**GIVEN EXERCISE**
Using the records below, please work out how many lines contain "prompt"; answer with the number alone.

**MATERIAL FOR THE TASK**
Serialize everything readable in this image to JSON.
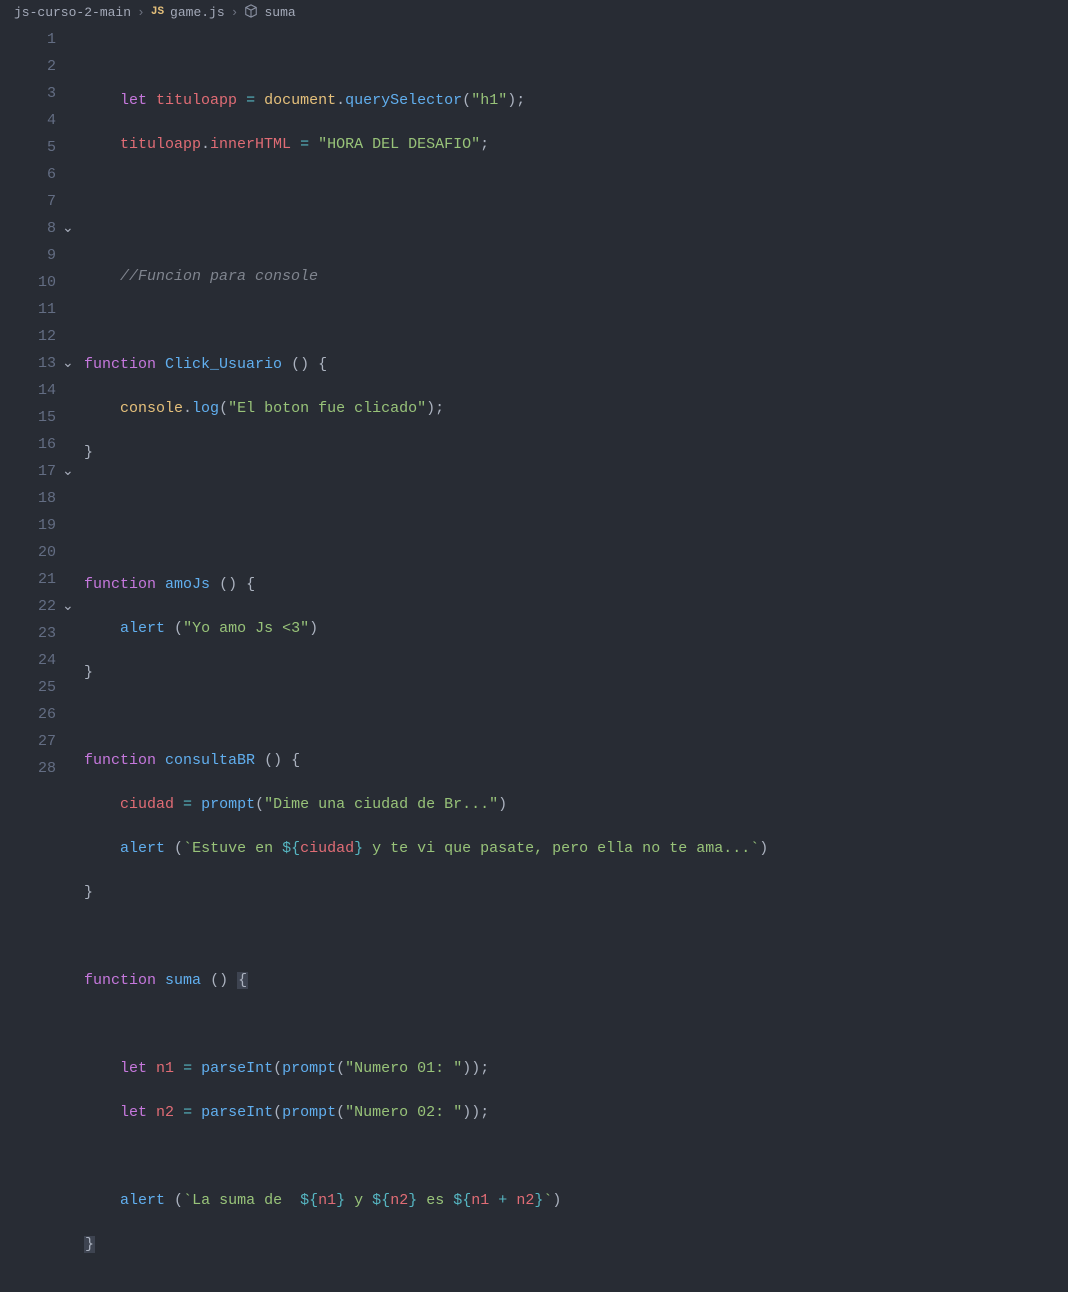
{
  "breadcrumb": {
    "folder": "js-curso-2-main",
    "file": "game.js",
    "symbol": "suma",
    "sep": "›"
  },
  "lines": {
    "max": 28,
    "folds": {
      "8": "⌄",
      "13": "⌄",
      "17": "⌄",
      "22": "⌄"
    }
  },
  "code": {
    "l1": "",
    "l2_let": "let",
    "l2_var": "tituloapp",
    "l2_eq": "=",
    "l2_doc": "document",
    "l2_dot": ".",
    "l2_qs": "querySelector",
    "l2_p1": "(",
    "l2_str": "\"h1\"",
    "l2_p2": ")",
    "l2_sc": ";",
    "l3_var": "tituloapp",
    "l3_dot": ".",
    "l3_prop": "innerHTML",
    "l3_eq": "=",
    "l3_str": "\"HORA DEL DESAFIO\"",
    "l3_sc": ";",
    "l6_comment": "//Funcion para console",
    "l8_fn": "function",
    "l8_name": "Click_Usuario",
    "l8_pp": "()",
    "l8_br": "{",
    "l9_con": "console",
    "l9_dot": ".",
    "l9_log": "log",
    "l9_p1": "(",
    "l9_str": "\"El boton fue clicado\"",
    "l9_p2": ")",
    "l9_sc": ";",
    "l10_br": "}",
    "l13_fn": "function",
    "l13_name": "amoJs",
    "l13_pp": "()",
    "l13_br": "{",
    "l14_alert": "alert",
    "l14_p1": "(",
    "l14_str": "\"Yo amo Js <3\"",
    "l14_p2": ")",
    "l15_br": "}",
    "l17_fn": "function",
    "l17_name": "consultaBR",
    "l17_pp": "()",
    "l17_br": "{",
    "l18_var": "ciudad",
    "l18_eq": "=",
    "l18_prompt": "prompt",
    "l18_p1": "(",
    "l18_str": "\"Dime una ciudad de Br...\"",
    "l18_p2": ")",
    "l19_alert": "alert",
    "l19_p1": "(",
    "l19_bt": "`",
    "l19_s1": "Estuve en ",
    "l19_ob": "${",
    "l19_v1": "ciudad",
    "l19_cb": "}",
    "l19_s2": " y te vi que pasate, pero ella no te ama...",
    "l19_p2": ")",
    "l20_br": "}",
    "l22_fn": "function",
    "l22_name": "suma",
    "l22_pp": "()",
    "l22_br": "{",
    "l24_let": "let",
    "l24_var": "n1",
    "l24_eq": "=",
    "l24_pi": "parseInt",
    "l24_p1": "(",
    "l24_prompt": "prompt",
    "l24_p2": "(",
    "l24_str": "\"Numero 01: \"",
    "l24_p3": "))",
    "l24_sc": ";",
    "l25_let": "let",
    "l25_var": "n2",
    "l25_eq": "=",
    "l25_pi": "parseInt",
    "l25_p1": "(",
    "l25_prompt": "prompt",
    "l25_p2": "(",
    "l25_str": "\"Numero 02: \"",
    "l25_p3": "))",
    "l25_sc": ";",
    "l27_alert": "alert",
    "l27_p1": "(",
    "l27_bt": "`",
    "l27_s1": "La suma de  ",
    "l27_ob": "${",
    "l27_v1": "n1",
    "l27_cb": "}",
    "l27_s2": " y ",
    "l27_v2": "n2",
    "l27_s3": " es ",
    "l27_v3a": "n1",
    "l27_plus": "+",
    "l27_v3b": "n2",
    "l27_p2": ")",
    "l28_br": "}"
  }
}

**THE RESULT**
3